Reproduce the complete listing without any deviation.

-- Begin Extracted material --

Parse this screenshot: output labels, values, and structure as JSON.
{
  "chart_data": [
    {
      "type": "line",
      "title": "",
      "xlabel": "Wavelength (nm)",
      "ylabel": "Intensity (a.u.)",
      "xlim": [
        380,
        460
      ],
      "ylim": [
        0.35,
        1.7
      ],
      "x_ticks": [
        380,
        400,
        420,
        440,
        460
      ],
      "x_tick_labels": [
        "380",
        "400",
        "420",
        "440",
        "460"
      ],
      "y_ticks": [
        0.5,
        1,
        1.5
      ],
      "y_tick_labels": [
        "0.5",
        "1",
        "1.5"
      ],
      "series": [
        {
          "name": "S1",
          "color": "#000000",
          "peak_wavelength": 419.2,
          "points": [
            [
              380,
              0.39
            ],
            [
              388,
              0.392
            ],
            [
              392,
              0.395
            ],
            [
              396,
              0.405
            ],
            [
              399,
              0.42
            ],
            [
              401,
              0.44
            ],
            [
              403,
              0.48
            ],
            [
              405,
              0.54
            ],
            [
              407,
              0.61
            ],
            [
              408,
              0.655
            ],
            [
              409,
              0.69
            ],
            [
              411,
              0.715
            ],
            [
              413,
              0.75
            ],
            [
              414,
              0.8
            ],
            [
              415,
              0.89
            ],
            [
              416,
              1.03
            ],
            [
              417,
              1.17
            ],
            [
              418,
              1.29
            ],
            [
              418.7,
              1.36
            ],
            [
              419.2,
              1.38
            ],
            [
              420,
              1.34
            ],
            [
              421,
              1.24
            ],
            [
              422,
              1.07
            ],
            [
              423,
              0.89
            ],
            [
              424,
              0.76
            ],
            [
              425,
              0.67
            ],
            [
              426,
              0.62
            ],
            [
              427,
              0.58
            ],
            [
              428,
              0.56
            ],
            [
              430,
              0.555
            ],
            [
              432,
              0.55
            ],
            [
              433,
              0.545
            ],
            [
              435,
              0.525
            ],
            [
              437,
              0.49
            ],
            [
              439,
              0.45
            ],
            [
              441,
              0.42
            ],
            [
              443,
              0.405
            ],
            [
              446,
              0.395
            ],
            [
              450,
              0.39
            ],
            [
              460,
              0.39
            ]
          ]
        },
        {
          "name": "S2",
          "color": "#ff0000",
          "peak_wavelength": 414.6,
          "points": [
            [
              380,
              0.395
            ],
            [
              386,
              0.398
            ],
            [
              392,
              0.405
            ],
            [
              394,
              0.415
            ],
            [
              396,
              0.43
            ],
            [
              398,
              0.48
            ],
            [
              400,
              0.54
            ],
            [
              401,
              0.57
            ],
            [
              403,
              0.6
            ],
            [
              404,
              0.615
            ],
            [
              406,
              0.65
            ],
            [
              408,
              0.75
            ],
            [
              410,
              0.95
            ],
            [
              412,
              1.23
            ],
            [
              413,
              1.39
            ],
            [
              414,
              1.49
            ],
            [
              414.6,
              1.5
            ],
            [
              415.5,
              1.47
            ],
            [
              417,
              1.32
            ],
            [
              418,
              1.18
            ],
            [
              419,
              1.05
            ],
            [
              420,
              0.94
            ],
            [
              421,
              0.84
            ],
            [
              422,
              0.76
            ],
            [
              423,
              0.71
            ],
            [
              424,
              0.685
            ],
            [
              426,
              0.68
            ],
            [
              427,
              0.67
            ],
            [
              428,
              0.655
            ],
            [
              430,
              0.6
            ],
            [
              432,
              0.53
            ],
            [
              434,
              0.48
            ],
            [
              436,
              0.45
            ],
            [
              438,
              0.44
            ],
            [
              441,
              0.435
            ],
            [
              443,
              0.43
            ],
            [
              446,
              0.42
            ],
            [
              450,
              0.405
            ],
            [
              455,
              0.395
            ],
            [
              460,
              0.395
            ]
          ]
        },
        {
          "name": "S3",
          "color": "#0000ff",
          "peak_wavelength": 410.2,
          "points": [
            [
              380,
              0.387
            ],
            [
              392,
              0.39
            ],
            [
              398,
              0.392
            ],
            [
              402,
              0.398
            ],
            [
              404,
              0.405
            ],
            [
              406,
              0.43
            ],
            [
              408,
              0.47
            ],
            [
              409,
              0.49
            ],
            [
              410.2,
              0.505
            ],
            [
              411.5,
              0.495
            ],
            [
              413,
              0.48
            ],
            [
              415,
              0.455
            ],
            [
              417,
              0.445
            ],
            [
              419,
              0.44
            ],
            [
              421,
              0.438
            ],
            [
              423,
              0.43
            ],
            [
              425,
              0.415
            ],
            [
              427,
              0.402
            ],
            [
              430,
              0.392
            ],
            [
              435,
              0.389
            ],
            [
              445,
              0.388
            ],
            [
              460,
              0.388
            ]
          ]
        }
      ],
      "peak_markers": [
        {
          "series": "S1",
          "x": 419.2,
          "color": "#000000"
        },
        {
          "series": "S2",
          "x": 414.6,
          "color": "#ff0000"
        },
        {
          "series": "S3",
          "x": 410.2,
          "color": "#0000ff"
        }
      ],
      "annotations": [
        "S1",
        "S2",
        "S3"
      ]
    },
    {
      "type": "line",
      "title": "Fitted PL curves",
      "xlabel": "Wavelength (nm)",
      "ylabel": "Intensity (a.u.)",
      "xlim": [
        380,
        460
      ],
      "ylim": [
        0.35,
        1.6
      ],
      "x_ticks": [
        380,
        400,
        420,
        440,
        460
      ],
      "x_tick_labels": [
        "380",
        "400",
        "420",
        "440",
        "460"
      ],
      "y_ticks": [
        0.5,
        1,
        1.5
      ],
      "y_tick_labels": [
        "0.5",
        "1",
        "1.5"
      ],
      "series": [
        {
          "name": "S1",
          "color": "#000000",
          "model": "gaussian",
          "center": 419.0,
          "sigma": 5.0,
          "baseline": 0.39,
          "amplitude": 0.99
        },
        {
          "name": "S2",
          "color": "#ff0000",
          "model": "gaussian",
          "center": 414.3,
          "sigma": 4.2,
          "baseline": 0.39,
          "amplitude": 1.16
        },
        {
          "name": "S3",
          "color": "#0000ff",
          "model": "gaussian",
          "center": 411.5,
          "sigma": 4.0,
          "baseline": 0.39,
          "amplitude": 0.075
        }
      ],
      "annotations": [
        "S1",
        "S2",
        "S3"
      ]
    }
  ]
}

-- End Extracted material --

> The reply:
Parse this screenshot: output labels, values, and structure as JSON.
{
  "chart_data": [
    {
      "type": "line",
      "title": "",
      "xlabel": "Wavelength (nm)",
      "ylabel": "Intensity (a.u.)",
      "xlim": [
        380,
        460
      ],
      "ylim": [
        0.35,
        1.7
      ],
      "x_ticks": [
        380,
        400,
        420,
        440,
        460
      ],
      "x_tick_labels": [
        "380",
        "400",
        "420",
        "440",
        "460"
      ],
      "y_ticks": [
        0.5,
        1,
        1.5
      ],
      "y_tick_labels": [
        "0.5",
        "1",
        "1.5"
      ],
      "series": [
        {
          "name": "S1",
          "color": "#000000",
          "peak_wavelength": 419.2,
          "points": [
            [
              380,
              0.39
            ],
            [
              388,
              0.392
            ],
            [
              392,
              0.395
            ],
            [
              396,
              0.405
            ],
            [
              399,
              0.42
            ],
            [
              401,
              0.44
            ],
            [
              403,
              0.48
            ],
            [
              405,
              0.54
            ],
            [
              407,
              0.61
            ],
            [
              408,
              0.655
            ],
            [
              409,
              0.69
            ],
            [
              411,
              0.715
            ],
            [
              413,
              0.75
            ],
            [
              414,
              0.8
            ],
            [
              415,
              0.89
            ],
            [
              416,
              1.03
            ],
            [
              417,
              1.17
            ],
            [
              418,
              1.29
            ],
            [
              418.7,
              1.36
            ],
            [
              419.2,
              1.38
            ],
            [
              420,
              1.34
            ],
            [
              421,
              1.24
            ],
            [
              422,
              1.07
            ],
            [
              423,
              0.89
            ],
            [
              424,
              0.76
            ],
            [
              425,
              0.67
            ],
            [
              426,
              0.62
            ],
            [
              427,
              0.58
            ],
            [
              428,
              0.56
            ],
            [
              430,
              0.555
            ],
            [
              432,
              0.55
            ],
            [
              433,
              0.545
            ],
            [
              435,
              0.525
            ],
            [
              437,
              0.49
            ],
            [
              439,
              0.45
            ],
            [
              441,
              0.42
            ],
            [
              443,
              0.405
            ],
            [
              446,
              0.395
            ],
            [
              450,
              0.39
            ],
            [
              460,
              0.39
            ]
          ]
        },
        {
          "name": "S2",
          "color": "#ff0000",
          "peak_wavelength": 414.6,
          "points": [
            [
              380,
              0.395
            ],
            [
              386,
              0.398
            ],
            [
              392,
              0.405
            ],
            [
              394,
              0.415
            ],
            [
              396,
              0.43
            ],
            [
              398,
              0.48
            ],
            [
              400,
              0.54
            ],
            [
              401,
              0.57
            ],
            [
              403,
              0.6
            ],
            [
              404,
              0.615
            ],
            [
              406,
              0.65
            ],
            [
              408,
              0.75
            ],
            [
              410,
              0.95
            ],
            [
              412,
              1.23
            ],
            [
              413,
              1.39
            ],
            [
              414,
              1.49
            ],
            [
              414.6,
              1.5
            ],
            [
              415.5,
              1.47
            ],
            [
              417,
              1.32
            ],
            [
              418,
              1.18
            ],
            [
              419,
              1.05
            ],
            [
              420,
              0.94
            ],
            [
              421,
              0.84
            ],
            [
              422,
              0.76
            ],
            [
              423,
              0.71
            ],
            [
              424,
              0.685
            ],
            [
              426,
              0.68
            ],
            [
              427,
              0.67
            ],
            [
              428,
              0.655
            ],
            [
              430,
              0.6
            ],
            [
              432,
              0.53
            ],
            [
              434,
              0.48
            ],
            [
              436,
              0.45
            ],
            [
              438,
              0.44
            ],
            [
              441,
              0.435
            ],
            [
              443,
              0.43
            ],
            [
              446,
              0.42
            ],
            [
              450,
              0.405
            ],
            [
              455,
              0.395
            ],
            [
              460,
              0.395
            ]
          ]
        },
        {
          "name": "S3",
          "color": "#0000ff",
          "peak_wavelength": 410.2,
          "points": [
            [
              380,
              0.387
            ],
            [
              392,
              0.39
            ],
            [
              398,
              0.392
            ],
            [
              402,
              0.398
            ],
            [
              404,
              0.405
            ],
            [
              406,
              0.43
            ],
            [
              408,
              0.47
            ],
            [
              409,
              0.49
            ],
            [
              410.2,
              0.505
            ],
            [
              411.5,
              0.495
            ],
            [
              413,
              0.48
            ],
            [
              415,
              0.455
            ],
            [
              417,
              0.445
            ],
            [
              419,
              0.44
            ],
            [
              421,
              0.438
            ],
            [
              423,
              0.43
            ],
            [
              425,
              0.415
            ],
            [
              427,
              0.402
            ],
            [
              430,
              0.392
            ],
            [
              435,
              0.389
            ],
            [
              445,
              0.388
            ],
            [
              460,
              0.388
            ]
          ]
        }
      ],
      "peak_markers": [
        {
          "series": "S1",
          "x": 419.2,
          "color": "#000000"
        },
        {
          "series": "S2",
          "x": 414.6,
          "color": "#ff0000"
        },
        {
          "series": "S3",
          "x": 410.2,
          "color": "#0000ff"
        }
      ],
      "annotations": [
        "S1",
        "S2",
        "S3"
      ]
    },
    {
      "type": "line",
      "title": "Fitted PL curves",
      "xlabel": "Wavelength (nm)",
      "ylabel": "Intensity (a.u.)",
      "xlim": [
        380,
        460
      ],
      "ylim": [
        0.35,
        1.6
      ],
      "x_ticks": [
        380,
        400,
        420,
        440,
        460
      ],
      "x_tick_labels": [
        "380",
        "400",
        "420",
        "440",
        "460"
      ],
      "y_ticks": [
        0.5,
        1,
        1.5
      ],
      "y_tick_labels": [
        "0.5",
        "1",
        "1.5"
      ],
      "series": [
        {
          "name": "S1",
          "color": "#000000",
          "model": "gaussian",
          "center": 419.0,
          "sigma": 5.0,
          "baseline": 0.39,
          "amplitude": 0.99
        },
        {
          "name": "S2",
          "color": "#ff0000",
          "model": "gaussian",
          "center": 414.3,
          "sigma": 4.2,
          "baseline": 0.39,
          "amplitude": 1.16
        },
        {
          "name": "S3",
          "color": "#0000ff",
          "model": "gaussian",
          "center": 411.5,
          "sigma": 4.0,
          "baseline": 0.39,
          "amplitude": 0.075
        }
      ],
      "annotations": [
        "S1",
        "S2",
        "S3"
      ]
    }
  ]
}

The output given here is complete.